WRITTEN REQUEST |
Send back the entries below exactly as they appear.

DATA LISTING |
#####

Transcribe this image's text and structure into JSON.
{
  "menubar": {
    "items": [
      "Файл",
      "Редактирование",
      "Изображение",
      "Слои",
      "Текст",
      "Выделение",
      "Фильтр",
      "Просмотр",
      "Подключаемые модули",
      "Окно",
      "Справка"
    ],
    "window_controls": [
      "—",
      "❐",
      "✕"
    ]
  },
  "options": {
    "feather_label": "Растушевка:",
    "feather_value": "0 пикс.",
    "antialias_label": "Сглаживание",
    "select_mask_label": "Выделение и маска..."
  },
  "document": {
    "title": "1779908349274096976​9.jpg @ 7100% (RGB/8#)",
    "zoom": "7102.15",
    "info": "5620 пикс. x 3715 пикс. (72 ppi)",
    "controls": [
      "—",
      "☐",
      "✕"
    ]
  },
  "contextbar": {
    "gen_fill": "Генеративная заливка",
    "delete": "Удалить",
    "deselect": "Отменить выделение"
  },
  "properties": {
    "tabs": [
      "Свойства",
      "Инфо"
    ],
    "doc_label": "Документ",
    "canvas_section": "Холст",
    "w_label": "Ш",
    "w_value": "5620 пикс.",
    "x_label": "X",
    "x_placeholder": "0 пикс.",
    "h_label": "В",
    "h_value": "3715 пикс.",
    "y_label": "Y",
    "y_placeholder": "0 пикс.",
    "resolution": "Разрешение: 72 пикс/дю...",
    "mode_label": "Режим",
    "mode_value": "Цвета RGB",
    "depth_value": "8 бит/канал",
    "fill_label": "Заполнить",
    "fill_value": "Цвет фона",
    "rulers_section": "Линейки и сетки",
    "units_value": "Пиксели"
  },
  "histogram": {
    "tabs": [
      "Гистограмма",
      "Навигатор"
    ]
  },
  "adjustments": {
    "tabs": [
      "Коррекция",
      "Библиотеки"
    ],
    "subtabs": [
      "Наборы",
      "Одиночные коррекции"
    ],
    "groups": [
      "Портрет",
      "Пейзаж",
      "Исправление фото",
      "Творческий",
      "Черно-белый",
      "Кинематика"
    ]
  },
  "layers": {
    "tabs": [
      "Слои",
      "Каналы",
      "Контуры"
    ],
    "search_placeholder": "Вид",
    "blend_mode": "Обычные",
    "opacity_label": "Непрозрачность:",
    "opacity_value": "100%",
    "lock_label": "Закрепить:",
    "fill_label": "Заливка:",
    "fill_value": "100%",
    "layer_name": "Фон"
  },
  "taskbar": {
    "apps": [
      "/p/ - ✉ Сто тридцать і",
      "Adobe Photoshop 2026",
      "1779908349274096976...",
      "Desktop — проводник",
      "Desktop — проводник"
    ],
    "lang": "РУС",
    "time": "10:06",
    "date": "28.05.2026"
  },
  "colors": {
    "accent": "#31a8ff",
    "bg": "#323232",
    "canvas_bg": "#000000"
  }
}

#####

THE RESPONSE |
Transcribe this image's text and structure into JSON.
{
  "menubar": {
    "items": [
      "Файл",
      "Редактирование",
      "Изображение",
      "Слои",
      "Текст",
      "Выделение",
      "Фильтр",
      "Просмотр",
      "Подключаемые модули",
      "Окно",
      "Справка"
    ],
    "window_controls": [
      "—",
      "❐",
      "✕"
    ]
  },
  "options": {
    "feather_label": "Растушевка:",
    "feather_value": "0 пикс.",
    "antialias_label": "Сглаживание",
    "select_mask_label": "Выделение и маска..."
  },
  "document": {
    "title": "1779908349274096976​9.jpg @ 7100% (RGB/8#)",
    "zoom": "7102.15",
    "info": "5620 пикс. x 3715 пикс. (72 ppi)",
    "controls": [
      "—",
      "☐",
      "✕"
    ]
  },
  "contextbar": {
    "gen_fill": "Генеративная заливка",
    "delete": "Удалить",
    "deselect": "Отменить выделение"
  },
  "properties": {
    "tabs": [
      "Свойства",
      "Инфо"
    ],
    "doc_label": "Документ",
    "canvas_section": "Холст",
    "w_label": "Ш",
    "w_value": "5620 пикс.",
    "x_label": "X",
    "x_placeholder": "0 пикс.",
    "h_label": "В",
    "h_value": "3715 пикс.",
    "y_label": "Y",
    "y_placeholder": "0 пикс.",
    "resolution": "Разрешение: 72 пикс/дю...",
    "mode_label": "Режим",
    "mode_value": "Цвета RGB",
    "depth_value": "8 бит/канал",
    "fill_label": "Заполнить",
    "fill_value": "Цвет фона",
    "rulers_section": "Линейки и сетки",
    "units_value": "Пиксели"
  },
  "histogram": {
    "tabs": [
      "Гистограмма",
      "Навигатор"
    ]
  },
  "adjustments": {
    "tabs": [
      "Коррекция",
      "Библиотеки"
    ],
    "subtabs": [
      "Наборы",
      "Одиночные коррекции"
    ],
    "groups": [
      "Портрет",
      "Пейзаж",
      "Исправление фото",
      "Творческий",
      "Черно-белый",
      "Кинематика"
    ]
  },
  "layers": {
    "tabs": [
      "Слои",
      "Каналы",
      "Контуры"
    ],
    "search_placeholder": "Вид",
    "blend_mode": "Обычные",
    "opacity_label": "Непрозрачность:",
    "opacity_value": "100%",
    "lock_label": "Закрепить:",
    "fill_label": "Заливка:",
    "fill_value": "100%",
    "layer_name": "Фон"
  },
  "taskbar": {
    "apps": [
      "/p/ - ✉ Сто тридцать і",
      "Adobe Photoshop 2026",
      "1779908349274096976...",
      "Desktop — проводник",
      "Desktop — проводник"
    ],
    "lang": "РУС",
    "time": "10:06",
    "date": "28.05.2026"
  },
  "colors": {
    "accent": "#31a8ff",
    "bg": "#323232",
    "canvas_bg": "#000000"
  }
}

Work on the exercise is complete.